[Items from a dataset]
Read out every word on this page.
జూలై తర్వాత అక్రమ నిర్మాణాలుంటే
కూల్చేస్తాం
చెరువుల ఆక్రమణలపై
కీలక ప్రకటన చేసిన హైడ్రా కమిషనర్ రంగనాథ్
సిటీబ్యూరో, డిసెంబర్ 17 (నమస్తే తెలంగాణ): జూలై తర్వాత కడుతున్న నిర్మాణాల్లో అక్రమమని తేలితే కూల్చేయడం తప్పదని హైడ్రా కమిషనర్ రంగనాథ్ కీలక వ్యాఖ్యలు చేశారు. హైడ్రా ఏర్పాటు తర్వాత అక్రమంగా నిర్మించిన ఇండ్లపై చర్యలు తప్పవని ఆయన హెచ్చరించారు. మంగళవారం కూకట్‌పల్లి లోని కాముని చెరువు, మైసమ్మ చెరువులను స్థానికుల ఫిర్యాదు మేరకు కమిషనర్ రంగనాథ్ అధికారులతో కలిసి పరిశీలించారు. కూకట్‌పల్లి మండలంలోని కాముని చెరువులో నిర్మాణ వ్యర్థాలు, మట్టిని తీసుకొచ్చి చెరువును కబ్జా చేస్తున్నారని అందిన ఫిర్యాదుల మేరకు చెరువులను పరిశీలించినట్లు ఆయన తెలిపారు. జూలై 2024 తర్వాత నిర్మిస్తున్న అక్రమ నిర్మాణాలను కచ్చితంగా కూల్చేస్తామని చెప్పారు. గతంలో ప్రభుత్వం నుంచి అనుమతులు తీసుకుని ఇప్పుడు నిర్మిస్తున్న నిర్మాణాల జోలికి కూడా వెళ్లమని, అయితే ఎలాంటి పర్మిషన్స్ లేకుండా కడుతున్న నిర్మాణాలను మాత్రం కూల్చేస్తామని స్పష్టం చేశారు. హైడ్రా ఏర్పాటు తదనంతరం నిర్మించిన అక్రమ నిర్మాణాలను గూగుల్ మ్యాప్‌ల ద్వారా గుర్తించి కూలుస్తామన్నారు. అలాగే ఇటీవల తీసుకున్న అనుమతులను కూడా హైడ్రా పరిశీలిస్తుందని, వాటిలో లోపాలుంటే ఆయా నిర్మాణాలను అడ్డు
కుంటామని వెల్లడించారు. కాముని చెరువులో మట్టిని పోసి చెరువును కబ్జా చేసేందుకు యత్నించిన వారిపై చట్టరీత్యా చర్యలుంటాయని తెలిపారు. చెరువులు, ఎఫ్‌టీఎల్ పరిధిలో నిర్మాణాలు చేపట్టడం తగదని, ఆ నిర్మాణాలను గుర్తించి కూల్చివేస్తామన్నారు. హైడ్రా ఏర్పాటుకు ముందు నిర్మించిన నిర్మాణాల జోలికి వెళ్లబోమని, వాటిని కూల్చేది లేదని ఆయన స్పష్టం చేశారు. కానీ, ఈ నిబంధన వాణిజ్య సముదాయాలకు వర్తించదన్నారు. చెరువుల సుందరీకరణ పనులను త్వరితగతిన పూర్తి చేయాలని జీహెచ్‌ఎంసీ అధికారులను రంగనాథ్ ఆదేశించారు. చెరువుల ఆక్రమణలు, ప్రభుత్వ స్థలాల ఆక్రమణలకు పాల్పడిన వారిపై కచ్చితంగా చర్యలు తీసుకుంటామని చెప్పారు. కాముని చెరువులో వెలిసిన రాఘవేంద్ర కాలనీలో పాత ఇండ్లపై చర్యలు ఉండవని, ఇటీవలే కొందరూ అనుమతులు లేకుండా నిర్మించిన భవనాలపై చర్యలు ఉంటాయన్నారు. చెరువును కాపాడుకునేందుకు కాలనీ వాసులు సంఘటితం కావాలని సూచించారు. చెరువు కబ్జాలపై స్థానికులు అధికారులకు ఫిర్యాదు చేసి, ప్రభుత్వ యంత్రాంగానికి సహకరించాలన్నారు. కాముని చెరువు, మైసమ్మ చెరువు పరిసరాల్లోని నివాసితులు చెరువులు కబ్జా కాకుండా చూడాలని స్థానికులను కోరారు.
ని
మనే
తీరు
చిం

TO DO:
Give all the entries again exactly; leave none out.

EXERCISE SOLUTION:
Read out every word on this page.
జూలై తర్వాత అక్రమ నిర్మాణాలుంటే
కూల్చేస్తాం
చెరువుల ఆక్రమణలపై
కీలక ప్రకటన చేసిన హైడ్రా కమిషనర్ రంగనాథ్
సిటీబ్యూరో, డిసెంబర్ 17 (నమస్తే తెలంగాణ): జూలై తర్వాత కడుతున్న నిర్మాణాల్లో అక్రమమని తేలితే కూల్చేయడం తప్పదని హైడ్రా కమిషనర్ రంగనాథ్ కీలక వ్యాఖ్యలు చేశారు. హైడ్రా ఏర్పాటు తర్వాత అక్రమంగా నిర్మించిన ఇండ్లపై చర్యలు తప్పవని ఆయన హెచ్చరించారు. మంగళవారం కూకట్‌పల్లి లోని కాముని చెరువు, మైసమ్మ చెరువులను స్థానికుల ఫిర్యాదు మేరకు కమిషనర్ రంగనాథ్ అధికారులతో కలిసి పరిశీలించారు. కూకట్‌పల్లి మండలంలోని కాముని చెరువులో నిర్మాణ వ్యర్థాలు, మట్టిని తీసుకొచ్చి చెరువును కబ్జా చేస్తున్నారని అందిన ఫిర్యాదుల మేరకు చెరువులను పరిశీలించినట్లు ఆయన తెలిపారు. జూలై 2024 తర్వాత నిర్మిస్తున్న అక్రమ నిర్మాణాలను కచ్చితంగా కూల్చేస్తామని చెప్పారు. గతంలో ప్రభుత్వం నుంచి అనుమతులు తీసుకుని ఇప్పుడు నిర్మిస్తున్న నిర్మాణాల జోలికి కూడా వెళ్లమని, అయితే ఎలాంటి పర్మిషన్స్ లేకుండా కడుతున్న నిర్మాణాలను మాత్రం కూల్చేస్తామని స్పష్టం చేశారు. హైడ్రా ఏర్పాటు తదనంతరం నిర్మించిన అక్రమ నిర్మాణాలను గూగుల్ మ్యాప్‌ల ద్వారా గుర్తించి కూలుస్తామన్నారు. అలాగే ఇటీవల తీసుకున్న అనుమతులను కూడా హైడ్రా పరిశీలిస్తుందని, వాటిలో లోపాలుంటే ఆయా నిర్మాణాలను అడ్డు
కుంటామని వెల్లడించారు. కాముని చెరువులో మట్టిని పోసి చెరువును కబ్జా చేసేందుకు యత్నించిన వారిపై చట్టరీత్యా చర్యలుంటాయని తెలిపారు. చెరువులు, ఎఫ్‌టీఎల్ పరిధిలో నిర్మాణాలు చేపట్టడం తగదని, ఆ నిర్మాణాలను గుర్తించి కూల్చివేస్తామన్నారు. హైడ్రా ఏర్పాటుకు ముందు నిర్మించిన నిర్మాణాల జోలికి వెళ్లబోమని, వాటిని కూల్చేది లేదని ఆయన స్పష్టం చేశారు. కానీ, ఈ నిబంధన వాణిజ్య సముదాయాలకు వర్తించదన్నారు. చెరువుల సుందరీకరణ పనులను త్వరితగతిన పూర్తి చేయాలని జీహెచ్‌ఎంసీ అధికారులను రంగనాథ్ ఆదేశించారు. చెరువుల ఆక్రమణలు, ప్రభుత్వ స్థలాల ఆక్రమణలకు పాల్పడిన వారిపై కచ్చితంగా చర్యలు తీసుకుంటామని చెప్పారు. కాముని చెరువులో వెలిసిన రాఘవేంద్ర కాలనీలో పాత ఇండ్లపై చర్యలు ఉండవని, ఇటీవలే కొందరూ అనుమతులు లేకుండా నిర్మించిన భవనాలపై చర్యలు ఉంటాయన్నారు. చెరువును కాపాడుకునేందుకు కాలనీ వాసులు సంఘటితం కావాలని సూచించారు. చెరువు కబ్జాలపై స్థానికులు అధికారులకు ఫిర్యాదు చేసి, ప్రభుత్వ యంత్రాంగానికి సహకరించాలన్నారు. కాముని చెరువు, మైసమ్మ చెరువు పరిసరాల్లోని నివాసితులు చెరువులు కబ్జా కాకుండా చూడాలని స్థానికులను కోరారు.
ని
మనే
తీరు
చిం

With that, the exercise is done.